--- Begin ---

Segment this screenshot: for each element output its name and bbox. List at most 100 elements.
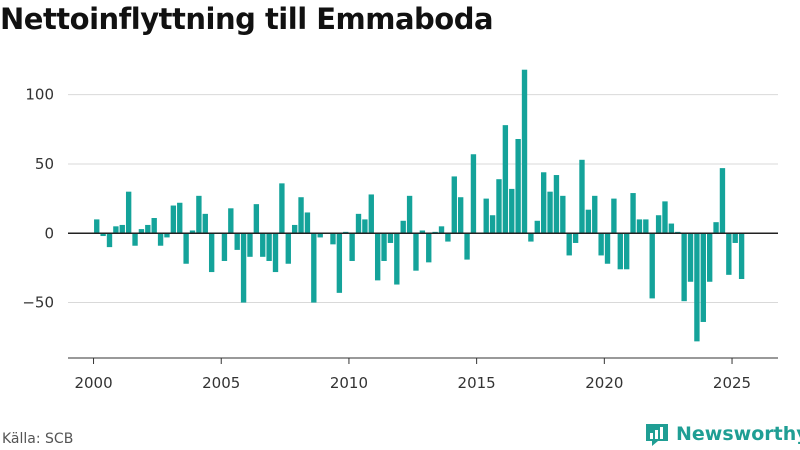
bar xyxy=(655,215,662,234)
bar xyxy=(253,204,260,234)
bar xyxy=(157,233,164,246)
bar xyxy=(183,233,189,264)
bar xyxy=(572,233,579,243)
bar xyxy=(221,233,228,261)
bar xyxy=(515,139,521,234)
bar xyxy=(145,224,151,234)
bar xyxy=(687,233,694,282)
brand-logo[interactable]: Newsworthy xyxy=(644,420,800,448)
bar xyxy=(234,233,240,250)
bar xyxy=(496,179,502,234)
y-tick-label: 100 xyxy=(25,86,54,104)
bar xyxy=(317,233,323,238)
x-tick-label: 2025 xyxy=(713,374,751,392)
newsworthy-logo-icon xyxy=(646,424,668,446)
bar xyxy=(579,159,585,234)
bar xyxy=(387,233,394,243)
bar xyxy=(362,219,368,234)
bar xyxy=(413,233,419,271)
bar xyxy=(151,218,157,234)
bar xyxy=(662,201,668,234)
bar xyxy=(272,233,279,273)
bar xyxy=(400,220,406,234)
bar xyxy=(394,233,400,285)
bar xyxy=(732,233,738,243)
bar xyxy=(438,226,445,234)
y-tick-label: 0 xyxy=(44,224,54,242)
bar xyxy=(196,195,202,234)
bar xyxy=(106,233,113,248)
bar xyxy=(170,205,177,234)
bar xyxy=(138,229,145,234)
bar xyxy=(566,233,572,256)
bar xyxy=(509,188,515,234)
bar xyxy=(611,198,617,234)
bar xyxy=(707,233,713,282)
brand-name: Newsworthy xyxy=(676,423,800,445)
bar xyxy=(649,233,655,299)
bar xyxy=(368,194,374,234)
bar xyxy=(336,233,343,293)
bar xyxy=(298,197,304,234)
bar xyxy=(528,233,534,242)
bar xyxy=(502,125,509,234)
bar xyxy=(464,233,470,260)
bar xyxy=(177,202,183,234)
bar xyxy=(521,69,528,234)
bar xyxy=(349,233,355,261)
bar xyxy=(643,219,649,234)
bar xyxy=(445,233,451,242)
bar xyxy=(189,230,196,234)
bar xyxy=(457,197,464,234)
x-tick-label: 2015 xyxy=(458,374,496,392)
bar xyxy=(560,195,566,234)
bar xyxy=(719,168,726,234)
bar xyxy=(381,233,387,261)
bar xyxy=(125,191,132,234)
bar xyxy=(113,226,119,234)
bar xyxy=(668,223,675,234)
bar xyxy=(483,198,489,234)
bar xyxy=(738,233,745,279)
bar xyxy=(419,230,426,234)
chart-title: Nettoinflyttning till Emmaboda xyxy=(0,2,494,36)
bar xyxy=(700,233,706,322)
bar xyxy=(604,233,611,264)
bar xyxy=(304,212,311,234)
bar xyxy=(285,233,291,264)
y-tick-label: 50 xyxy=(35,155,54,173)
bar xyxy=(330,233,336,245)
bar xyxy=(540,172,547,234)
bar xyxy=(470,154,477,234)
bar xyxy=(636,219,643,234)
x-tick-label: 2010 xyxy=(330,374,368,392)
bar xyxy=(630,193,636,234)
bar xyxy=(681,233,687,302)
bar xyxy=(547,191,553,234)
bar xyxy=(202,213,208,234)
bar xyxy=(592,195,598,234)
bar xyxy=(228,208,234,234)
bar xyxy=(553,175,560,234)
x-tick-label: 2005 xyxy=(202,374,240,392)
source-label: Källa: SCB xyxy=(2,431,74,447)
bar xyxy=(119,224,125,234)
bar xyxy=(534,220,540,234)
bar xyxy=(623,233,630,270)
bar xyxy=(94,219,100,234)
bar xyxy=(426,233,432,263)
bar xyxy=(279,183,285,234)
bar xyxy=(713,222,719,234)
bar xyxy=(291,224,298,234)
bar xyxy=(694,233,700,342)
bar xyxy=(585,209,592,234)
bar xyxy=(489,215,496,234)
bar xyxy=(100,233,106,237)
bar xyxy=(266,233,272,261)
bar xyxy=(240,233,247,303)
bar xyxy=(406,195,413,234)
bar xyxy=(164,233,170,238)
bar xyxy=(260,233,266,257)
x-tick-label: 2020 xyxy=(585,374,623,392)
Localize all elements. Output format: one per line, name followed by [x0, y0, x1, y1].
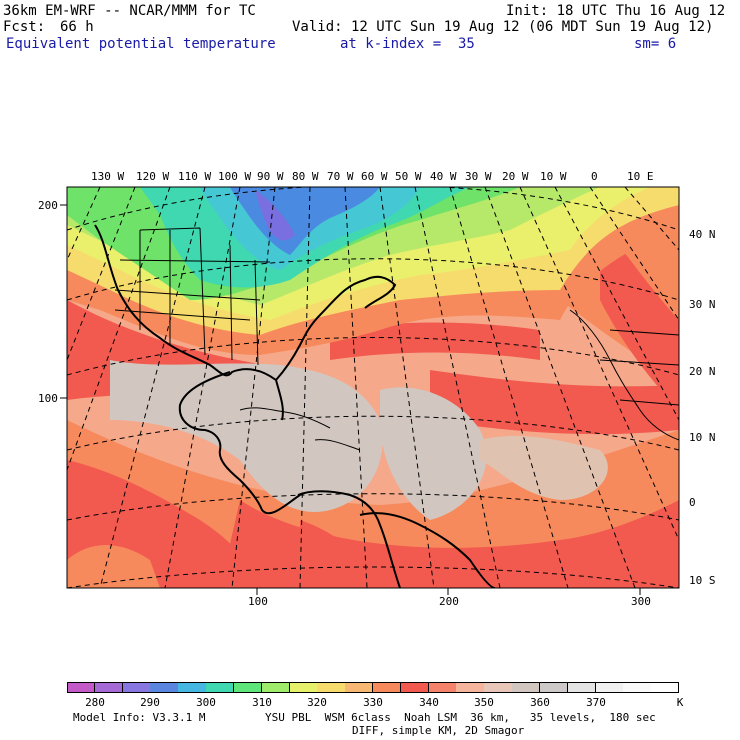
- colorbar-swatch: [595, 682, 624, 693]
- colorbar-label: 370: [586, 696, 606, 709]
- colorbar-label: 280: [85, 696, 105, 709]
- forecast-hour: 66 h: [60, 19, 94, 35]
- colorbar-label: 340: [419, 696, 439, 709]
- grid-x-label: 100: [248, 595, 268, 608]
- grid-y-label: 100: [38, 392, 58, 405]
- colorbar-swatch: [178, 682, 207, 693]
- lon-label: 30 W: [465, 170, 492, 183]
- grid-x-label: 200: [439, 595, 459, 608]
- colorbar-swatch: [206, 682, 235, 693]
- colorbar-label: 320: [307, 696, 327, 709]
- colorbar-swatch: [484, 682, 513, 693]
- colorbar-swatch: [512, 682, 541, 693]
- colorbar-swatch: [94, 682, 124, 693]
- lon-label: 10 W: [540, 170, 567, 183]
- colorbar-swatch: [400, 682, 430, 693]
- colorbar-swatch: [289, 682, 318, 693]
- lon-label: 20 W: [502, 170, 529, 183]
- smoothing-label: sm= 6: [634, 36, 677, 52]
- lon-label: 0: [591, 170, 598, 183]
- forecast-label: Fcst:: [3, 19, 46, 35]
- diffusion-info: DIFF, simple KM, 2D Smagor: [352, 724, 525, 737]
- colorbar-label: 330: [363, 696, 383, 709]
- colorbar-swatch: [261, 682, 291, 693]
- colorbar-label: 350: [474, 696, 494, 709]
- lon-label: 50 W: [395, 170, 422, 183]
- lon-label: 60 W: [361, 170, 388, 183]
- map-border: [66, 186, 680, 589]
- lon-label: 80 W: [292, 170, 319, 183]
- colorbar-swatch: [233, 682, 263, 693]
- lon-label: 70 W: [327, 170, 354, 183]
- grid-x-label: 300: [631, 595, 651, 608]
- lon-label: 40 W: [430, 170, 457, 183]
- colorbar-label: 360: [530, 696, 550, 709]
- colorbar-swatch: [428, 682, 457, 693]
- colorbar-swatch: [651, 682, 680, 693]
- model-title: 36km EM-WRF -- NCAR/MMM for TC: [3, 3, 256, 19]
- colorbar-swatch: [456, 682, 485, 693]
- colorbar-swatch: [317, 682, 346, 693]
- field-name: Equivalent potential temperature: [6, 36, 276, 52]
- colorbar-label: 300: [196, 696, 216, 709]
- valid-time: Valid: 12 UTC Sun 19 Aug 12 (06 MDT Sun …: [292, 19, 714, 35]
- lon-label: 100 W: [218, 170, 252, 183]
- lon-label: 120 W: [136, 170, 170, 183]
- colorbar-swatch: [67, 682, 96, 693]
- grid-y-label: 200: [38, 199, 58, 212]
- colorbar-label: 310: [252, 696, 272, 709]
- physics-info: YSU PBL WSM 6class Noah LSM 36 km, 35 le…: [265, 711, 656, 724]
- lat-label: 40 N: [689, 228, 716, 241]
- lat-label: 30 N: [689, 298, 716, 311]
- lon-label: 10 E: [627, 170, 654, 183]
- colorbar-unit: K: [676, 696, 684, 709]
- colorbar-swatch: [122, 682, 151, 693]
- map-field: [67, 187, 679, 588]
- lon-label: 130 W: [91, 170, 125, 183]
- colorbar-swatch: [539, 682, 569, 693]
- lat-label: 20 N: [689, 365, 716, 378]
- colorbar-swatch: [345, 682, 374, 693]
- model-info: Model Info: V3.3.1 M: [73, 711, 206, 724]
- level-label: at k-index = 35: [340, 36, 475, 52]
- colorbar-swatch: [623, 682, 652, 693]
- colorbar-swatch: [567, 682, 597, 693]
- lat-label: 10 N: [689, 431, 716, 444]
- colorbar-swatch: [150, 682, 179, 693]
- colorbar-label: 290: [140, 696, 160, 709]
- colorbar-swatch: [373, 682, 402, 693]
- lon-label: 90 W: [257, 170, 284, 183]
- init-time: Init: 18 UTC Thu 16 Aug 12: [506, 3, 726, 19]
- lon-label: 110 W: [178, 170, 212, 183]
- lat-label: 0: [689, 496, 696, 509]
- lat-label: 10 S: [689, 574, 716, 587]
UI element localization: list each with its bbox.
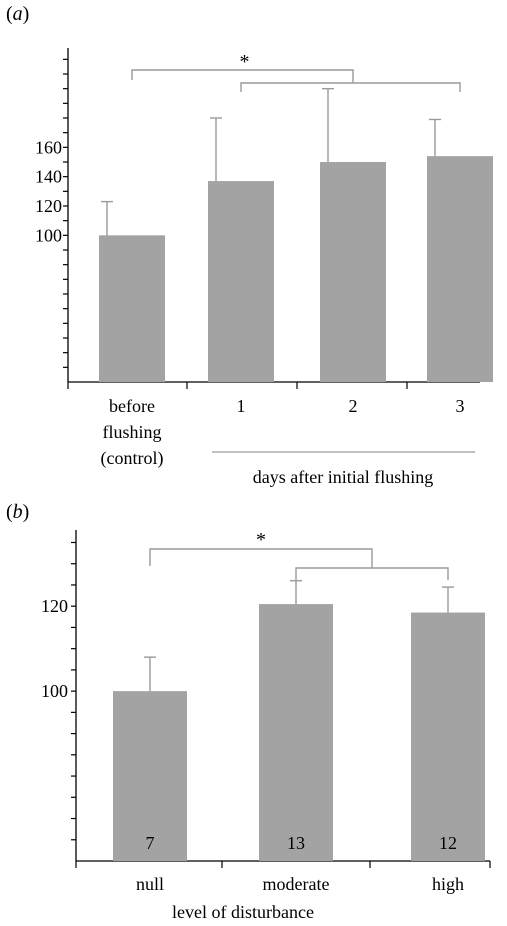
- panel-a-bar: [208, 181, 274, 382]
- panel-b-y-tick-label: 120: [41, 596, 68, 616]
- panel-b-chart: (b) 100 120 7 13 12 * null moderate high leve…: [6, 501, 491, 922]
- panel-b-label-letter: b: [13, 501, 23, 523]
- panel-b-error-bars: [144, 580, 454, 692]
- panel-b-group-bracket: [295, 567, 449, 580]
- panel-b-sample-sizes: 7 13 12: [146, 833, 458, 853]
- panel-a-significance-star: *: [240, 51, 250, 73]
- panel-b-significance-star: *: [256, 529, 266, 551]
- panel-b-category-label: null: [136, 874, 164, 894]
- panel-b-bracket: [149, 548, 373, 568]
- panel-a-bracket: [131, 69, 354, 83]
- panel-a-y-tick-label: 120: [35, 196, 62, 216]
- panel-a-category-label: flushing: [102, 422, 161, 442]
- panel-a-category-label: 3: [456, 396, 465, 416]
- panel-b-label: (b): [6, 501, 29, 523]
- panel-a-category-label: 2: [349, 396, 358, 416]
- panel-b-significance: *: [149, 529, 449, 580]
- panel-a-label: (a): [6, 3, 29, 25]
- panel-b-category-label: moderate: [263, 874, 330, 894]
- panel-a-bar: [320, 162, 386, 382]
- panel-b-category-label: high: [432, 874, 464, 894]
- panel-a-bars: [99, 156, 493, 382]
- panel-b-x-axis-title: level of disturbance: [172, 902, 314, 922]
- panel-b-sample-size: 7: [146, 833, 155, 853]
- panel-a-bar: [427, 156, 493, 382]
- panel-a-category-label: 1: [237, 396, 246, 416]
- panel-a-category-label: before: [109, 396, 155, 416]
- panel-b-y-tick-label: 100: [41, 681, 68, 701]
- panel-a-group-bracket: [240, 82, 461, 92]
- panel-a-significance: *: [131, 51, 461, 92]
- panel-b-bars: [113, 604, 485, 861]
- panel-b-category-labels: null moderate high: [136, 874, 464, 894]
- panel-a-chart: (a) 100 120 140 160 * before flushing (contro…: [6, 3, 493, 487]
- panel-a-label-letter: a: [13, 3, 23, 25]
- panel-b-bar: [259, 604, 333, 861]
- panel-b-sample-size: 13: [287, 833, 305, 853]
- panel-a-error-bars: [101, 87, 441, 236]
- panel-a-y-tick-label: 100: [35, 225, 62, 245]
- panel-a-bar: [99, 235, 165, 382]
- panel-a-y-tick-label: 140: [35, 167, 62, 187]
- panel-b-sample-size: 12: [439, 833, 457, 853]
- panel-a-y-tick-label: 160: [35, 137, 62, 157]
- panel-b-bar: [113, 691, 187, 861]
- panel-a-category-labels: before flushing (control) 1 2 3: [101, 396, 475, 469]
- panel-b-bar: [411, 612, 485, 861]
- panel-a-category-label: (control): [101, 448, 164, 469]
- panel-a-group-label: days after initial flushing: [253, 467, 433, 487]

--- End ---

Reproduce these lines of the listing verbatim, beginning at the line that contains "bar xyxy=(655,215,662,234)" and stopping after the line that contains "bar xyxy=(496,179,502,234)".

_Reply_
bar xyxy=(655,215,662,234)
bar xyxy=(253,204,260,234)
bar xyxy=(157,233,164,246)
bar xyxy=(183,233,189,264)
bar xyxy=(572,233,579,243)
bar xyxy=(221,233,228,261)
bar xyxy=(515,139,521,234)
bar xyxy=(145,224,151,234)
bar xyxy=(687,233,694,282)
brand-logo[interactable]: Newsworthy xyxy=(644,420,800,448)
bar xyxy=(234,233,240,250)
bar xyxy=(496,179,502,234)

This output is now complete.